• **TASKS FOR THIS EXERCISE**
1 - In the passage about the Vithabai Narayangavkar award, which recipients are listed with the title "Smt"?
2 - According to the passage about the Vithabai Narayangavkar award, which recipient is Vithabai's daughter?
3 - Write a continuation of the passage about the Vithabai Narayangavkar award, starting after its last sentence.

• **TEXT PASSAGE**
Government of Maharashtra has instituted annual "Vithabai Narayangavkar Lifetime Achievement Award" in her memory in 2006. The award is conferred on those who had extensively contributed to the preservation and propagation of the Tamasha Art. The award is being conferred since 2006 and noted recipients of the awards are Smt. Kantabai Satarkar, Vasant Avsarikar, Smt Sulochana Nalawade, Haribhau Badhe, Mangala Bansode (daughter of Vithabai), Sadhu Patsute, Ankush Khade, Prabha Shivanekar, Bhima Sangavikar, Gangaram Kavathekar, Smt Radhabai Khode Nashikkar, Madhukar Nerale. Lokshahir Bashir Momin Kavathekar has been conferred with this award for year 2017-18, for his lifelong contribution to the folk art, Lavani and to the field of Tamasha.

• **LISTED ENTRIES**

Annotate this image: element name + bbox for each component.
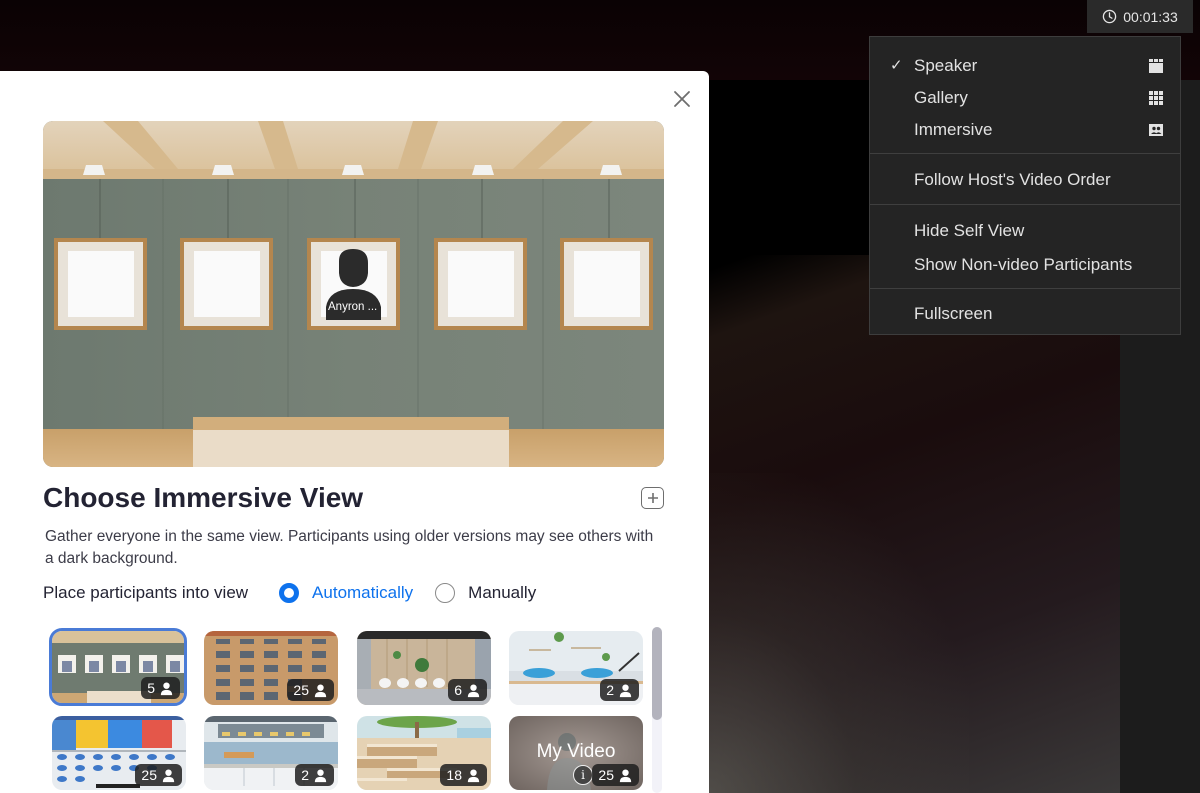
radio-manually[interactable]: Manually: [435, 583, 536, 603]
menu-item-label: Gallery: [914, 88, 968, 107]
menu-item-speaker[interactable]: ✓ Speaker: [870, 50, 1180, 82]
scene-thumbnail-classroom[interactable]: 25: [52, 716, 186, 790]
clock-icon: [1103, 9, 1117, 24]
menu-item-label: Fullscreen: [914, 304, 993, 323]
capacity-count: 25: [293, 682, 309, 698]
person-icon: [314, 769, 327, 782]
capacity-badge: 25: [592, 764, 639, 786]
capacity-count: 2: [606, 682, 614, 698]
info-icon[interactable]: i: [573, 765, 593, 785]
menu-item-follow-host-video-order[interactable]: Follow Host's Video Order: [870, 164, 1180, 196]
art-gallery-scene-image: [43, 121, 664, 467]
capacity-badge: 18: [440, 764, 487, 786]
menu-item-immersive[interactable]: Immersive: [870, 114, 1180, 146]
menu-item-show-non-video-participants[interactable]: Show Non-video Participants: [870, 248, 1180, 282]
menu-item-gallery[interactable]: Gallery: [870, 82, 1180, 114]
scene-thumbnail-library[interactable]: 18: [357, 716, 491, 790]
radio-button-checked[interactable]: [279, 583, 300, 603]
capacity-badge: 6: [448, 679, 487, 701]
dialog-title: Choose Immersive View: [43, 482, 364, 513]
capacity-count: 5: [147, 680, 155, 696]
radio-button[interactable]: [435, 583, 456, 603]
menu-item-label: Show Non-video Participants: [914, 255, 1133, 274]
person-icon: [467, 684, 480, 697]
menu-item-fullscreen[interactable]: Fullscreen: [870, 298, 1180, 330]
scene-thumbnail-grid: 5 25 6 2 25 2 18 My Video i 25: [49, 628, 649, 793]
my-video-label: My Video: [536, 741, 616, 762]
capacity-badge: 25: [287, 679, 334, 701]
scene-preview: Anyron ...: [43, 121, 664, 467]
person-icon: [162, 769, 175, 782]
person-icon: [467, 769, 480, 782]
gallery-grid-icon: [1149, 91, 1163, 105]
menu-section-fullscreen: Fullscreen: [870, 289, 1180, 330]
participant-name-label: Anyron ...: [328, 301, 378, 313]
immersive-view-icon: [1149, 124, 1163, 136]
menu-section-order: Follow Host's Video Order: [870, 154, 1180, 205]
capacity-count: 6: [454, 682, 462, 698]
radio-label: Manually: [468, 583, 537, 602]
scene-thumbnail-living-room[interactable]: 2: [509, 631, 643, 705]
capacity-badge: 25: [135, 764, 182, 786]
placement-label: Place participants into view: [43, 583, 249, 602]
speaker-view-icon: [1149, 59, 1163, 73]
scene-thumbnail-my-video[interactable]: My Video i 25: [509, 716, 643, 790]
menu-section-layouts: ✓ Speaker Gallery Immersive: [870, 37, 1180, 154]
person-icon: [619, 684, 632, 697]
view-menu: ✓ Speaker Gallery Immersive Follow Host'…: [869, 36, 1181, 335]
scene-thumbnail-office[interactable]: 6: [357, 631, 491, 705]
person-icon: [160, 682, 173, 695]
dialog-description: Gather everyone in the same view. Partic…: [45, 528, 654, 567]
scrollbar-thumb[interactable]: [652, 627, 662, 720]
capacity-count: 25: [141, 767, 157, 783]
menu-item-label: Follow Host's Video Order: [914, 170, 1111, 189]
capacity-badge: 2: [295, 764, 334, 786]
capacity-badge: 2: [600, 679, 639, 701]
radio-label: Automatically: [312, 583, 414, 602]
checkmark-icon: ✓: [890, 57, 903, 74]
scene-thumbnail-cafe[interactable]: 2: [204, 716, 338, 790]
side-panel-strip: [1120, 330, 1200, 793]
menu-item-hide-self-view[interactable]: Hide Self View: [870, 214, 1180, 248]
menu-item-label: Hide Self View: [914, 221, 1025, 240]
menu-item-label: Immersive: [914, 120, 993, 139]
radio-automatically[interactable]: Automatically: [279, 583, 413, 603]
placement-options: Place participants into view Automatical…: [43, 581, 536, 605]
menu-section-visibility: Hide Self View Show Non-video Participan…: [870, 205, 1180, 289]
person-icon: [619, 769, 632, 782]
capacity-badge: 5: [141, 677, 180, 699]
person-icon: [314, 684, 327, 697]
add-scene-button[interactable]: [641, 487, 664, 509]
menu-item-label: Speaker: [914, 56, 978, 75]
scene-thumbnail-auditorium[interactable]: 25: [204, 631, 338, 705]
plus-icon: [647, 493, 658, 503]
close-icon[interactable]: [671, 88, 693, 110]
capacity-count: 18: [446, 767, 462, 783]
timer-value: 00:01:33: [1123, 8, 1178, 25]
capacity-count: 25: [598, 767, 614, 783]
meeting-timer: 00:01:33: [1087, 0, 1193, 33]
scene-thumbnail-art-gallery[interactable]: 5: [49, 628, 187, 706]
capacity-count: 2: [301, 767, 309, 783]
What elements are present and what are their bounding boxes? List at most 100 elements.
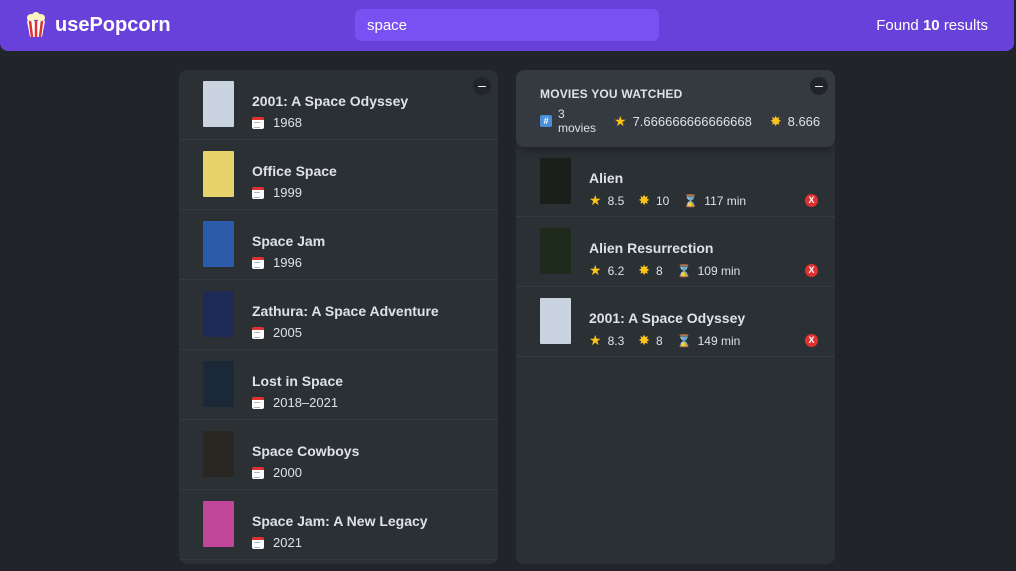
results-prefix: Found: [876, 17, 919, 34]
avg-user-rating: ✸ 8.666: [770, 113, 820, 130]
runtime: ⌛ 109 min: [677, 264, 741, 278]
movie-year: 2021: [273, 535, 302, 550]
movie-year-row: 2021: [252, 535, 302, 550]
navbar: usePopcorn Found 10 results: [0, 0, 1014, 51]
movie-poster: [203, 151, 234, 197]
movie-year-row: 1996: [252, 255, 302, 270]
watched-movie-poster: [540, 228, 571, 274]
search-input[interactable]: [355, 9, 659, 41]
user-rating: ✸ 8: [638, 262, 662, 279]
hashtag-icon: #: [540, 115, 552, 127]
star-icon: ★: [589, 262, 602, 278]
imdb-rating-value: 8.3: [607, 333, 625, 348]
watched-movie-stats: ★ 8.3 ✸ 8 ⌛ 149 min: [589, 332, 754, 349]
avg-imdb-rating: ★ 7.666666666666668: [614, 113, 752, 130]
imdb-rating: ★ 6.2: [589, 262, 624, 279]
avg-imdb-value: 7.666666666666668: [632, 113, 752, 129]
movie-year-row: 1968: [252, 115, 302, 130]
user-rating: ✸ 10: [638, 192, 669, 209]
movie-year: 1999: [273, 185, 302, 200]
watched-movie-item: Alien Resurrection ★ 6.2 ✸ 8 ⌛ 109 min X: [516, 217, 835, 287]
movie-title: Space Cowboys: [252, 443, 360, 459]
summary-stats: # 3 movies ★ 7.666666666666668 ✸ 8.666: [540, 107, 820, 135]
watched-movie-poster: [540, 158, 571, 204]
calendar-icon: [252, 466, 264, 479]
movie-list-item[interactable]: Lost in Space 2018–2021: [179, 350, 498, 420]
popcorn-icon: [27, 12, 45, 38]
watched-box: – MOVIES YOU WATCHED # 3 movies ★ 7.6666…: [516, 70, 835, 564]
imdb-rating-value: 6.2: [607, 263, 625, 278]
star-icon: ★: [589, 332, 602, 348]
movie-list: 2001: A Space Odyssey 1968 Office Space 199…: [179, 70, 498, 560]
glowing-star-icon: ✸: [769, 112, 782, 129]
watched-count-number: 3: [558, 107, 565, 121]
search-results-box: – 2001: A Space Odyssey 1968 Office Space 1…: [179, 70, 498, 564]
movie-list-item[interactable]: Zathura: A Space Adventure 2005: [179, 280, 498, 350]
movie-year: 1996: [273, 255, 302, 270]
calendar-icon: [252, 326, 264, 339]
movie-year-row: 2005: [252, 325, 302, 340]
movie-title: Space Jam: A New Legacy: [252, 513, 428, 529]
watched-movie-title: Alien Resurrection: [589, 240, 714, 256]
movie-list-item[interactable]: Office Space 1999: [179, 140, 498, 210]
glowing-star-icon: ✸: [638, 262, 650, 278]
watched-list: Alien ★ 8.5 ✸ 10 ⌛ 117 min X Alien Resurrection ★…: [516, 147, 835, 357]
watched-movie-stats: ★ 8.5 ✸ 10 ⌛ 117 min: [589, 192, 760, 209]
movie-year: 2005: [273, 325, 302, 340]
results-suffix: results: [943, 17, 988, 34]
movie-year-row: 1999: [252, 185, 302, 200]
star-icon: ★: [614, 112, 627, 129]
movie-list-item[interactable]: Space Jam 1996: [179, 210, 498, 280]
calendar-icon: [252, 256, 264, 269]
delete-watched-button[interactable]: X: [805, 334, 818, 347]
movie-title: 2001: A Space Odyssey: [252, 93, 409, 109]
logo-text: usePopcorn: [55, 13, 171, 36]
watched-movie-item: 2001: A Space Odyssey ★ 8.3 ✸ 8 ⌛ 149 min X: [516, 287, 835, 357]
delete-watched-button[interactable]: X: [805, 194, 818, 207]
imdb-rating-value: 8.5: [607, 193, 625, 208]
calendar-icon: [252, 186, 264, 199]
movie-poster: [203, 221, 234, 267]
watched-movie-item: Alien ★ 8.5 ✸ 10 ⌛ 117 min X: [516, 147, 835, 217]
movie-year: 2018–2021: [273, 395, 339, 410]
watched-count-label: movies: [558, 121, 597, 135]
movie-title: Office Space: [252, 163, 337, 179]
hourglass-icon: ⌛: [676, 263, 692, 278]
user-rating-value: 10: [655, 193, 670, 208]
watched-heading: MOVIES YOU WATCHED: [540, 87, 683, 101]
hourglass-icon: ⌛: [676, 333, 692, 348]
logo: usePopcorn: [25, 12, 171, 38]
watched-movie-title: 2001: A Space Odyssey: [589, 310, 746, 326]
runtime-value: 149 min: [697, 333, 741, 348]
movie-list-item[interactable]: 2001: A Space Odyssey 1968: [179, 70, 498, 140]
movie-title: Space Jam: [252, 233, 326, 249]
watched-movie-title: Alien: [589, 170, 624, 186]
watched-movie-poster: [540, 298, 571, 344]
movie-list-item[interactable]: Space Cowboys 2000: [179, 420, 498, 490]
movie-year: 2000: [273, 465, 302, 480]
imdb-rating: ★ 8.5: [589, 192, 624, 209]
collapse-watched-button[interactable]: –: [810, 77, 828, 95]
delete-watched-button[interactable]: X: [805, 264, 818, 277]
user-rating-value: 8: [655, 333, 663, 348]
movie-title: Zathura: A Space Adventure: [252, 303, 439, 319]
calendar-icon: [252, 396, 264, 409]
glowing-star-icon: ✸: [638, 332, 650, 348]
watched-count: 3 movies: [558, 107, 596, 135]
watched-movie-stats: ★ 6.2 ✸ 8 ⌛ 109 min: [589, 262, 754, 279]
movie-poster: [203, 81, 234, 127]
user-rating: ✸ 8: [638, 332, 662, 349]
calendar-icon: [252, 536, 264, 549]
movie-list-item[interactable]: Space Jam: A New Legacy 2021: [179, 490, 498, 560]
results-count: Found 10 results: [876, 17, 988, 34]
results-number: 10: [922, 17, 940, 34]
calendar-icon: [252, 116, 264, 129]
movie-year-row: 2018–2021: [252, 395, 338, 410]
star-icon: ★: [589, 192, 602, 208]
watched-summary: MOVIES YOU WATCHED # 3 movies ★ 7.666666…: [516, 70, 835, 147]
movie-poster: [203, 291, 234, 337]
runtime: ⌛ 117 min: [683, 194, 746, 208]
user-rating-value: 8: [655, 263, 663, 278]
glowing-star-icon: ✸: [638, 192, 650, 208]
collapse-results-button[interactable]: –: [473, 77, 491, 95]
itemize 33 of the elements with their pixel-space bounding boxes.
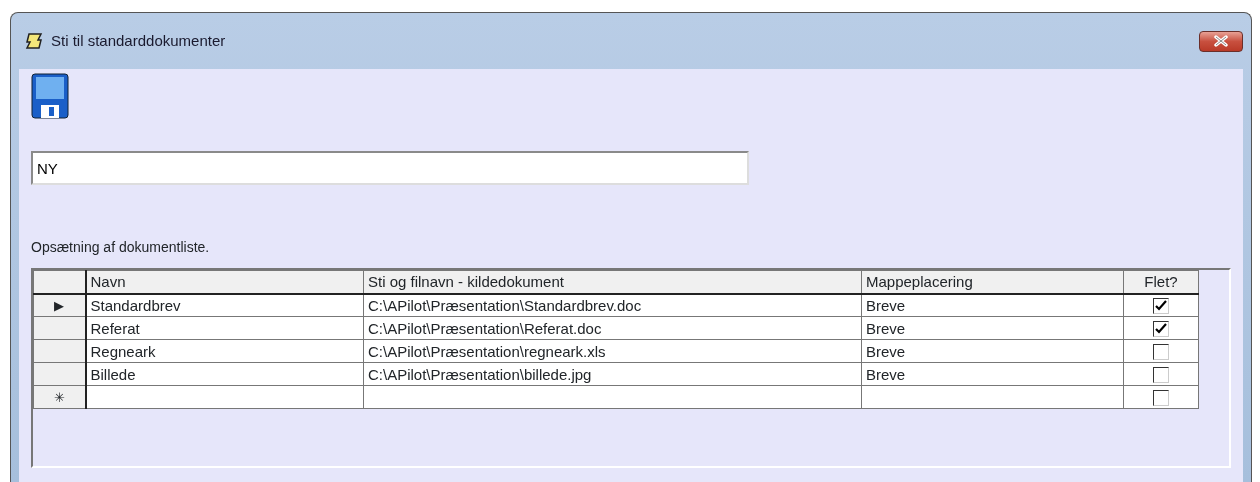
row-marker[interactable]: ✳ [33,385,86,409]
table-cell: C:\APilot\Præsentation\Referat.doc [363,316,862,340]
column-header[interactable]: Sti og filnavn - kildedokument [363,270,862,294]
scroll-icon [25,33,43,49]
checkbox[interactable] [1153,320,1169,337]
column-header[interactable]: Flet? [1123,270,1199,294]
close-icon [1213,35,1229,47]
table-cell: Breve [861,362,1124,386]
checkbox[interactable] [1153,389,1169,406]
close-button[interactable] [1199,30,1243,52]
name-field[interactable]: NY [31,151,749,185]
table-cell: Regneark [85,339,364,363]
table-cell: Breve [861,316,1124,340]
table-cell: Referat [85,316,364,340]
table-cell: Standardbrev [85,293,364,317]
column-header[interactable]: Navn [85,270,364,294]
save-button[interactable] [31,73,69,119]
row-marker[interactable]: ▶ [33,293,86,317]
table-cell: C:\APilot\Præsentation\regneark.xls [363,339,862,363]
window-title: Sti til standarddokumenter [51,30,226,51]
checkbox[interactable] [1153,297,1169,314]
table-cell: Billede [85,362,364,386]
table-cell: C:\APilot\Præsentation\billede.jpg [363,362,862,386]
row-selector[interactable] [33,362,86,386]
column-header[interactable]: Mappeplacering [861,270,1124,294]
row-selector[interactable] [33,339,86,363]
table-cell: C:\APilot\Præsentation\Standardbrev.doc [363,293,862,317]
list-label: Opsætning af dokumentliste. [31,238,211,257]
checkbox[interactable] [1153,343,1169,360]
checkbox[interactable] [1153,366,1169,383]
row-selector[interactable] [33,316,86,340]
table-cell: Breve [861,293,1124,317]
table-cell: Breve [861,339,1124,363]
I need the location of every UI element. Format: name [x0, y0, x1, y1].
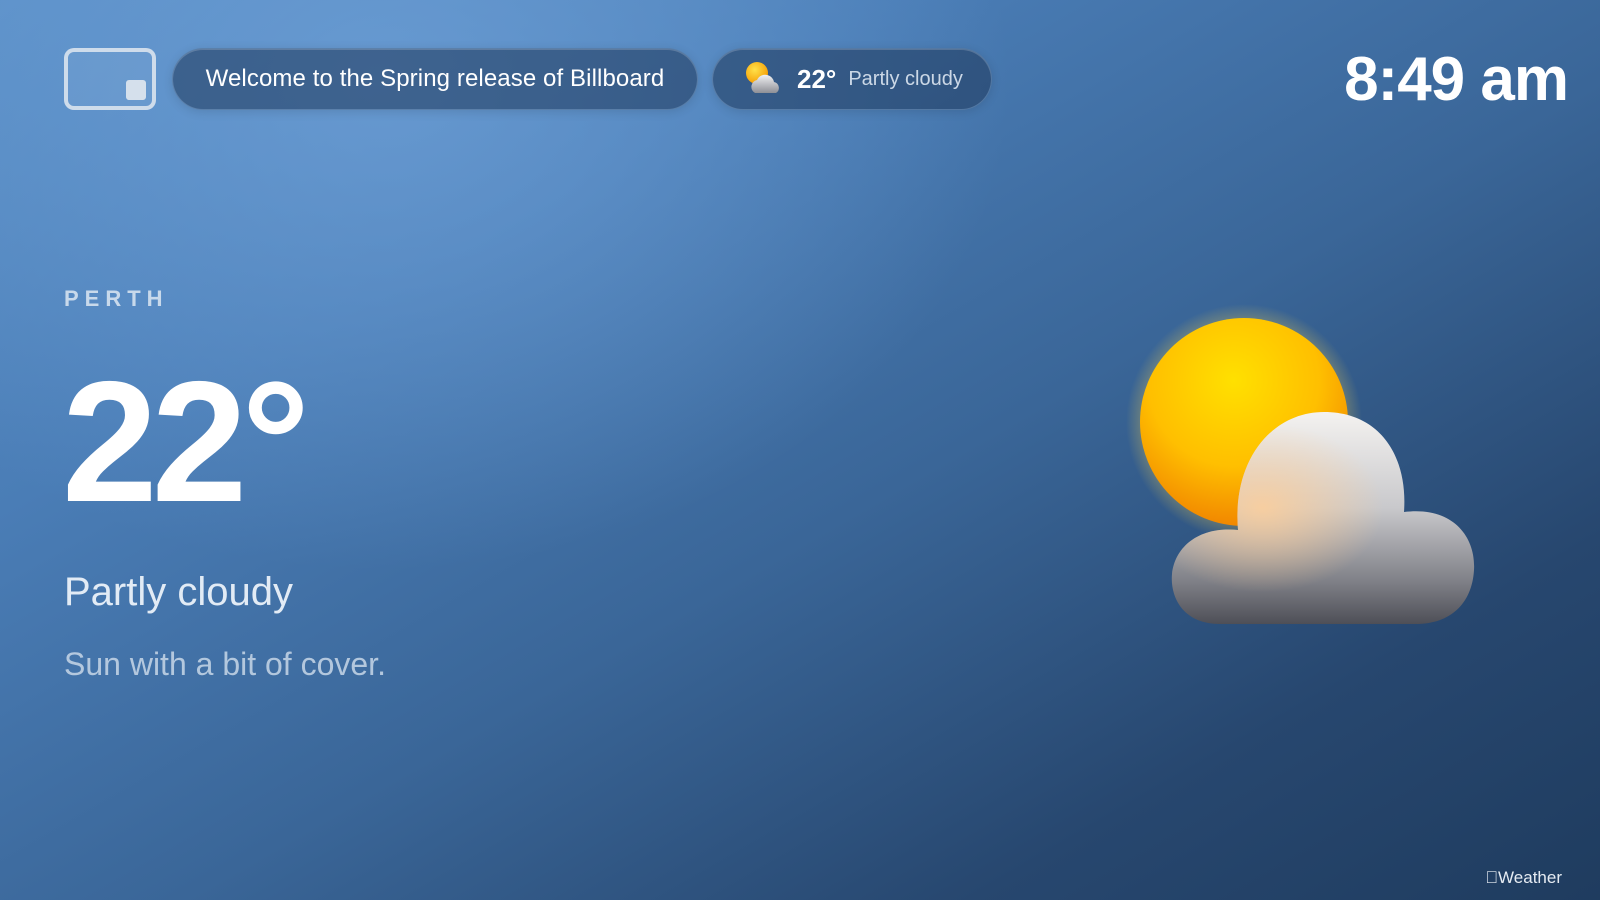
weather-summary-pill[interactable]: 22° Partly cloudy: [712, 48, 992, 110]
pill-temperature: 22°: [797, 63, 837, 94]
condition-description: Sun with a bit of cover.: [64, 646, 386, 682]
current-temperature: 22°: [62, 346, 310, 538]
partly-cloudy-icon: [746, 62, 779, 93]
apple-logo-icon: : [1485, 868, 1498, 887]
condition-text: Partly cloudy: [64, 570, 293, 614]
partly-cloudy-icon: [1126, 304, 1475, 624]
city-name: PERTH: [64, 286, 169, 311]
weather-attribution: Weather: [1485, 868, 1562, 888]
welcome-banner[interactable]: Welcome to the Spring release of Billboa…: [172, 48, 698, 110]
pip-inner-window: [126, 80, 146, 100]
welcome-text: Welcome to the Spring release of Billboa…: [205, 65, 665, 92]
picture-in-picture-button[interactable]: [64, 48, 156, 110]
clock-time: 8:49 am: [1344, 45, 1569, 114]
pill-condition: Partly cloudy: [848, 67, 963, 90]
attribution-label: Weather: [1498, 868, 1562, 887]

• **ANSWERS BY TASK**
1 - Kantabai Satarkar, Sulochana Nalawade, Radhabai Khode Nashikkar

2 - Mangala Bansode

3 -
Ms Gulab Sangamnerkar has been conferred with this award for year 2018–19 for her contribution to the Lavani and to the field of Tamasha.
Mr. Aatambar Shirdhonkar (for year 2019–20) and Ms Sandhya Mane (for year 2020–21) has been selected for this award due to their contribution to the field of Tamasha.

==In popular culture==
Eetha, a 2026 biopic starring Shraddha Kapoor is based on the life of Vithabai.